What you are asked to do - Print out the material that follows word for word.

■ ■ ■

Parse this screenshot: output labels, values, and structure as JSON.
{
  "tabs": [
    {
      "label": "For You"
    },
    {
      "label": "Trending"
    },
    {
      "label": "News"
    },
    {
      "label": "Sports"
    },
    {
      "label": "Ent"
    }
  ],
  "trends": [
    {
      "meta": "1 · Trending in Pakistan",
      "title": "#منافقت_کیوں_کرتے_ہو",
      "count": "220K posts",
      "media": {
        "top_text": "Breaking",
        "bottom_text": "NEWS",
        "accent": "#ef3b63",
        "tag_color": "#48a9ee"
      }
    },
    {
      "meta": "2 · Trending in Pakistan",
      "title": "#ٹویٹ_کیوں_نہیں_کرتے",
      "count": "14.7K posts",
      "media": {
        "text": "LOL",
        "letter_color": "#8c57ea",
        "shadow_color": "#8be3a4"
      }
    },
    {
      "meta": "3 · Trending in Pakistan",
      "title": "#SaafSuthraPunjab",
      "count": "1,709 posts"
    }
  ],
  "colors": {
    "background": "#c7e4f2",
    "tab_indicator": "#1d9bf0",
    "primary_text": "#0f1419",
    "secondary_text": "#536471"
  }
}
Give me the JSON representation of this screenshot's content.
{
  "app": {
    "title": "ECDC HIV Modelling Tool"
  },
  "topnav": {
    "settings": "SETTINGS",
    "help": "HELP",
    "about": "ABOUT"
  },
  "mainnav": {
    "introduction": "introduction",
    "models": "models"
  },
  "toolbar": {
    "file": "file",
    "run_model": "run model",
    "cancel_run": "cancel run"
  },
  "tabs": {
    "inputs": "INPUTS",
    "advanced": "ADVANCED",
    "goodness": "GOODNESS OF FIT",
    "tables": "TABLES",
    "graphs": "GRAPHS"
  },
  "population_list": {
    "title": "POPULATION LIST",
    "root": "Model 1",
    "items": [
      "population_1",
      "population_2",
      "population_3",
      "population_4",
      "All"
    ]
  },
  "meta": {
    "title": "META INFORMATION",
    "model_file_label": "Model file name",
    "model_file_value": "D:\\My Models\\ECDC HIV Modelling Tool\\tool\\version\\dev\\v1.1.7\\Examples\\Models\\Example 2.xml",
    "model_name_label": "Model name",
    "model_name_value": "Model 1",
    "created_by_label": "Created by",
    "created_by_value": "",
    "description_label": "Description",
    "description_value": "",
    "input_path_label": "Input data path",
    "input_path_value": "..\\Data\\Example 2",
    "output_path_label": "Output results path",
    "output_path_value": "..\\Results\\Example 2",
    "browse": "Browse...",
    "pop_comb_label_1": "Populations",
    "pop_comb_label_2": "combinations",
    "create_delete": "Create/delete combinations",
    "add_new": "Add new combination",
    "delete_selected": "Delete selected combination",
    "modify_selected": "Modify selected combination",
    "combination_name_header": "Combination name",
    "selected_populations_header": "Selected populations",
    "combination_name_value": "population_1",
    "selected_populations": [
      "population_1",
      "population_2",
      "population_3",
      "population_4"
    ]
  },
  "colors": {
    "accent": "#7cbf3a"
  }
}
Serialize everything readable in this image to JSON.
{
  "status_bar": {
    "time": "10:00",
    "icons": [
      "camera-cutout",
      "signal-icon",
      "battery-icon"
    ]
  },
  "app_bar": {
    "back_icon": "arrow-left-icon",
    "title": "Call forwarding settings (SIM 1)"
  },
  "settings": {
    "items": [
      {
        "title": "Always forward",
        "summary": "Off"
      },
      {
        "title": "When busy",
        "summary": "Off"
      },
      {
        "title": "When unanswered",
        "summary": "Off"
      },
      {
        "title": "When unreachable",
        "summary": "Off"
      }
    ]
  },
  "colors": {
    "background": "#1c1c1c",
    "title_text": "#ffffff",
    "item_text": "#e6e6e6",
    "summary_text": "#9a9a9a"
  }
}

■ ■ ■

Solution to the problem -
Parse this screenshot: output labels, values, and structure as JSON.
{
  "tabs": [
    {
      "label": "For You"
    },
    {
      "label": "Trending"
    },
    {
      "label": "News"
    },
    {
      "label": "Sports"
    },
    {
      "label": "Ent"
    }
  ],
  "trends": [
    {
      "meta": "1 · Trending in Pakistan",
      "title": "#منافقت_کیوں_کرتے_ہو",
      "count": "220K posts",
      "media": {
        "top_text": "Breaking",
        "bottom_text": "NEWS",
        "accent": "#ef3b63",
        "tag_color": "#48a9ee"
      }
    },
    {
      "meta": "2 · Trending in Pakistan",
      "title": "#ٹویٹ_کیوں_نہیں_کرتے",
      "count": "14.7K posts",
      "media": {
        "text": "LOL",
        "letter_color": "#8c57ea",
        "shadow_color": "#8be3a4"
      }
    },
    {
      "meta": "3 · Trending in Pakistan",
      "title": "#SaafSuthraPunjab",
      "count": "1,709 posts"
    }
  ],
  "colors": {
    "background": "#c7e4f2",
    "tab_indicator": "#1d9bf0",
    "primary_text": "#0f1419",
    "secondary_text": "#536471"
  }
}
Give me the JSON representation of this screenshot's content.
{
  "app": {
    "title": "ECDC HIV Modelling Tool"
  },
  "topnav": {
    "settings": "SETTINGS",
    "help": "HELP",
    "about": "ABOUT"
  },
  "mainnav": {
    "introduction": "introduction",
    "models": "models"
  },
  "toolbar": {
    "file": "file",
    "run_model": "run model",
    "cancel_run": "cancel run"
  },
  "tabs": {
    "inputs": "INPUTS",
    "advanced": "ADVANCED",
    "goodness": "GOODNESS OF FIT",
    "tables": "TABLES",
    "graphs": "GRAPHS"
  },
  "population_list": {
    "title": "POPULATION LIST",
    "root": "Model 1",
    "items": [
      "population_1",
      "population_2",
      "population_3",
      "population_4",
      "All"
    ]
  },
  "meta": {
    "title": "META INFORMATION",
    "model_file_label": "Model file name",
    "model_file_value": "D:\\My Models\\ECDC HIV Modelling Tool\\tool\\version\\dev\\v1.1.7\\Examples\\Models\\Example 2.xml",
    "model_name_label": "Model name",
    "model_name_value": "Model 1",
    "created_by_label": "Created by",
    "created_by_value": "",
    "description_label": "Description",
    "description_value": "",
    "input_path_label": "Input data path",
    "input_path_value": "..\\Data\\Example 2",
    "output_path_label": "Output results path",
    "output_path_value": "..\\Results\\Example 2",
    "browse": "Browse...",
    "pop_comb_label_1": "Populations",
    "pop_comb_label_2": "combinations",
    "create_delete": "Create/delete combinations",
    "add_new": "Add new combination",
    "delete_selected": "Delete selected combination",
    "modify_selected": "Modify selected combination",
    "combination_name_header": "Combination name",
    "selected_populations_header": "Selected populations",
    "combination_name_value": "population_1",
    "selected_populations": [
      "population_1",
      "population_2",
      "population_3",
      "population_4"
    ]
  },
  "colors": {
    "accent": "#7cbf3a"
  }
}
Serialize everything readable in this image to JSON.
{
  "status_bar": {
    "time": "10:00",
    "icons": [
      "camera-cutout",
      "signal-icon",
      "battery-icon"
    ]
  },
  "app_bar": {
    "back_icon": "arrow-left-icon",
    "title": "Call forwarding settings (SIM 1)"
  },
  "settings": {
    "items": [
      {
        "title": "Always forward",
        "summary": "Off"
      },
      {
        "title": "When busy",
        "summary": "Off"
      },
      {
        "title": "When unanswered",
        "summary": "Off"
      },
      {
        "title": "When unreachable",
        "summary": "Off"
      }
    ]
  },
  "colors": {
    "background": "#1c1c1c",
    "title_text": "#ffffff",
    "item_text": "#e6e6e6",
    "summary_text": "#9a9a9a"
  }
}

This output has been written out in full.